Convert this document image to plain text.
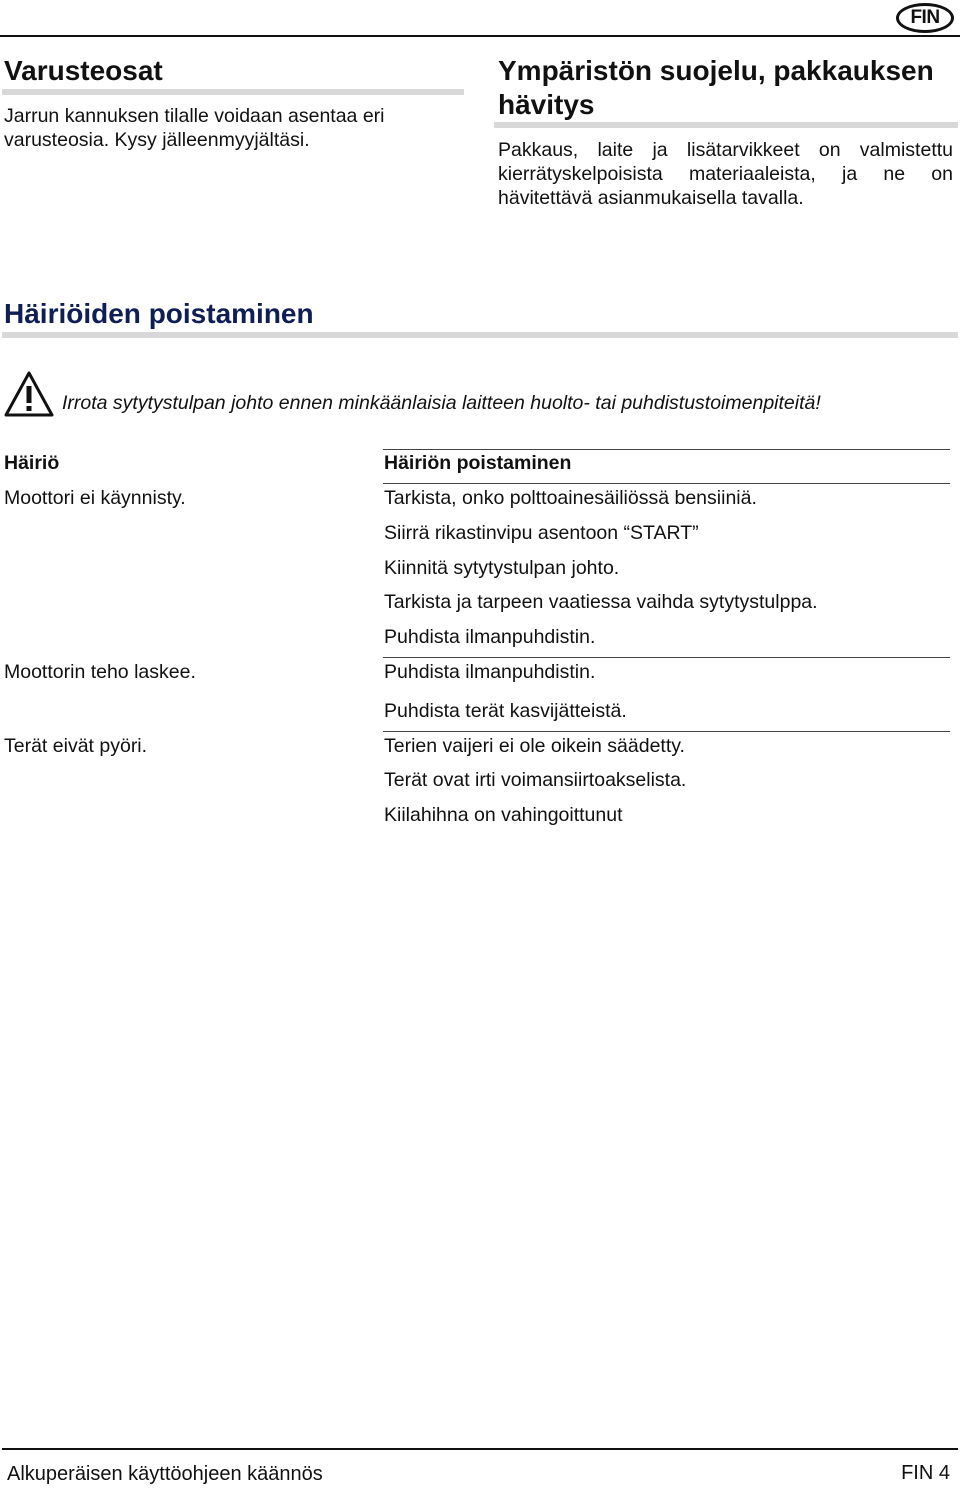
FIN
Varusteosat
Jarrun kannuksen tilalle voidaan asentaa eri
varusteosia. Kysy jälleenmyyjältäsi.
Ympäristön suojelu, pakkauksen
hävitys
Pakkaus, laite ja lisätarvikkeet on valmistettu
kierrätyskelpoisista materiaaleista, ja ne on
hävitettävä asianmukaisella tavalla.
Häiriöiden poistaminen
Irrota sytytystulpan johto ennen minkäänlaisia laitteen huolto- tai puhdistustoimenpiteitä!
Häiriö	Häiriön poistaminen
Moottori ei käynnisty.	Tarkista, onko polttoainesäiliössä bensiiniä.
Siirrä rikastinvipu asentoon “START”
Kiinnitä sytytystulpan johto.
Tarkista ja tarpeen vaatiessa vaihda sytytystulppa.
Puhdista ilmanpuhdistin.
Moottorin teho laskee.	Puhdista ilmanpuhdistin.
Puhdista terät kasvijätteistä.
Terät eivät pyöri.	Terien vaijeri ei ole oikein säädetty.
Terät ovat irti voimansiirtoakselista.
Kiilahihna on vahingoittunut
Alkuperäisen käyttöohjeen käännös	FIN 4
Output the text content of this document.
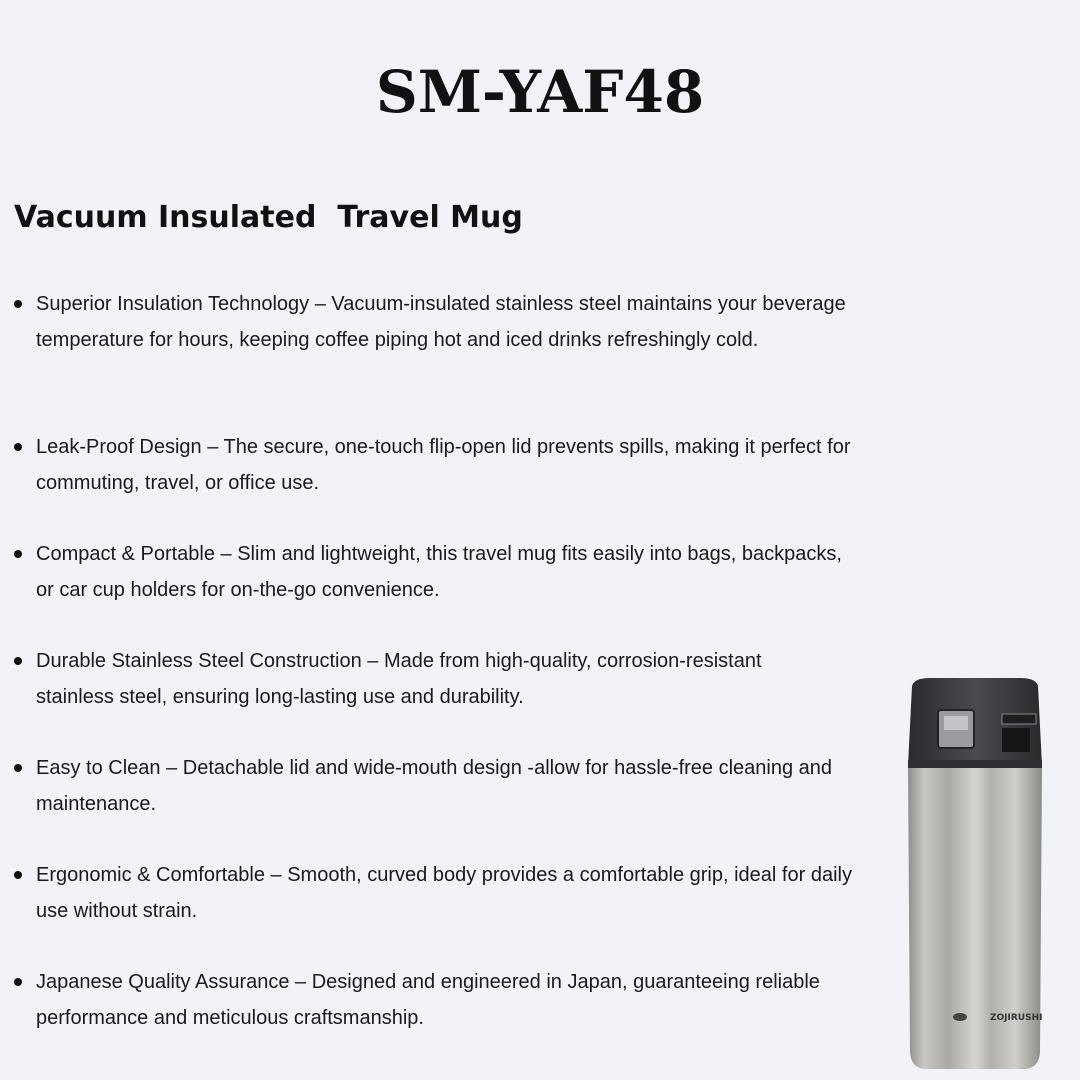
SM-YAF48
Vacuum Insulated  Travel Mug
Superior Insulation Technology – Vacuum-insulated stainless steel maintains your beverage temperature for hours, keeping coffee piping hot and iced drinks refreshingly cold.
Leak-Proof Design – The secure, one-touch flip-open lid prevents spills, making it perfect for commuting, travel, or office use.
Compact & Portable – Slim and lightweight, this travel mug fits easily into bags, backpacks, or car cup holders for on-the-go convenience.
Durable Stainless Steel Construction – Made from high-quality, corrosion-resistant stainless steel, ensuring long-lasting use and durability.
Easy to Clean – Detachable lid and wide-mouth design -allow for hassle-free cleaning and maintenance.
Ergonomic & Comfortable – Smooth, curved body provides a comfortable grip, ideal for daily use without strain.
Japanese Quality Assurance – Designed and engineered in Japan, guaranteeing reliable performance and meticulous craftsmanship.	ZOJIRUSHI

---

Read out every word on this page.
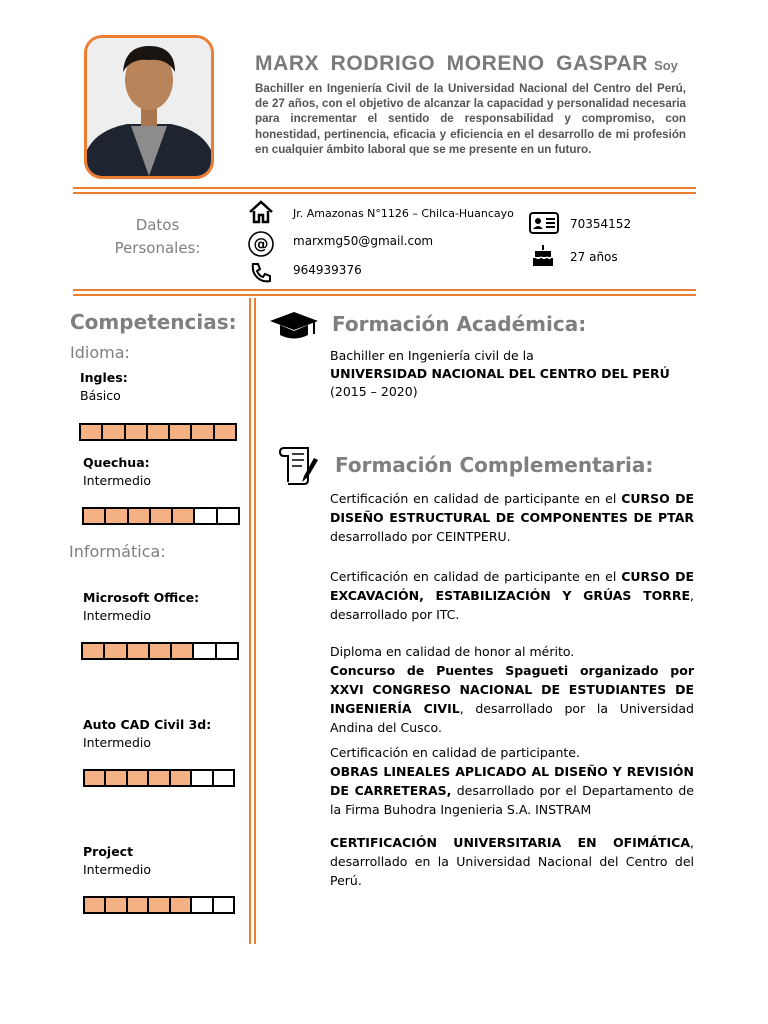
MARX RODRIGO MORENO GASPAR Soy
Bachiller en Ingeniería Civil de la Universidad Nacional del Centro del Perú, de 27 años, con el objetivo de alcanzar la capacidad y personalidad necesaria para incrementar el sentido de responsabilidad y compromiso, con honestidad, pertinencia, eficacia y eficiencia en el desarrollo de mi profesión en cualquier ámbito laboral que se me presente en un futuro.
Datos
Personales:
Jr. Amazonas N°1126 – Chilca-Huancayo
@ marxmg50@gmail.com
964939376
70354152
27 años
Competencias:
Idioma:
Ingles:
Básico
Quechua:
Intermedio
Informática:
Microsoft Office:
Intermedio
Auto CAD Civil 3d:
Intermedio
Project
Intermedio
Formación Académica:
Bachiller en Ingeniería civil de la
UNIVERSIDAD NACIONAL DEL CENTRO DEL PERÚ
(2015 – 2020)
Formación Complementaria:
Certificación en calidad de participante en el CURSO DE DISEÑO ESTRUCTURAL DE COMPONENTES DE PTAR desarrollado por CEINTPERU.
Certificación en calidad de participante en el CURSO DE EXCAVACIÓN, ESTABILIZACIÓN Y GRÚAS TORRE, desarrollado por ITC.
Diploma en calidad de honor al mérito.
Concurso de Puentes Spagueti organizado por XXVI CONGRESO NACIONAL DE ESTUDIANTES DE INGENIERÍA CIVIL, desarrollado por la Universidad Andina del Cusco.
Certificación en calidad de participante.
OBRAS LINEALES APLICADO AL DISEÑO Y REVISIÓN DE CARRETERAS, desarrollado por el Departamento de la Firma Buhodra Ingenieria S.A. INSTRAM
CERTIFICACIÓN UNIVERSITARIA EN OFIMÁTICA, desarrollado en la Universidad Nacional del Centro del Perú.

- **Task brief**:
Consider the entries above and return each line with the string "poistaminen".

- **Exercise output**:
Häiriöiden poistaminen
Häiriö	Häiriön poistaminen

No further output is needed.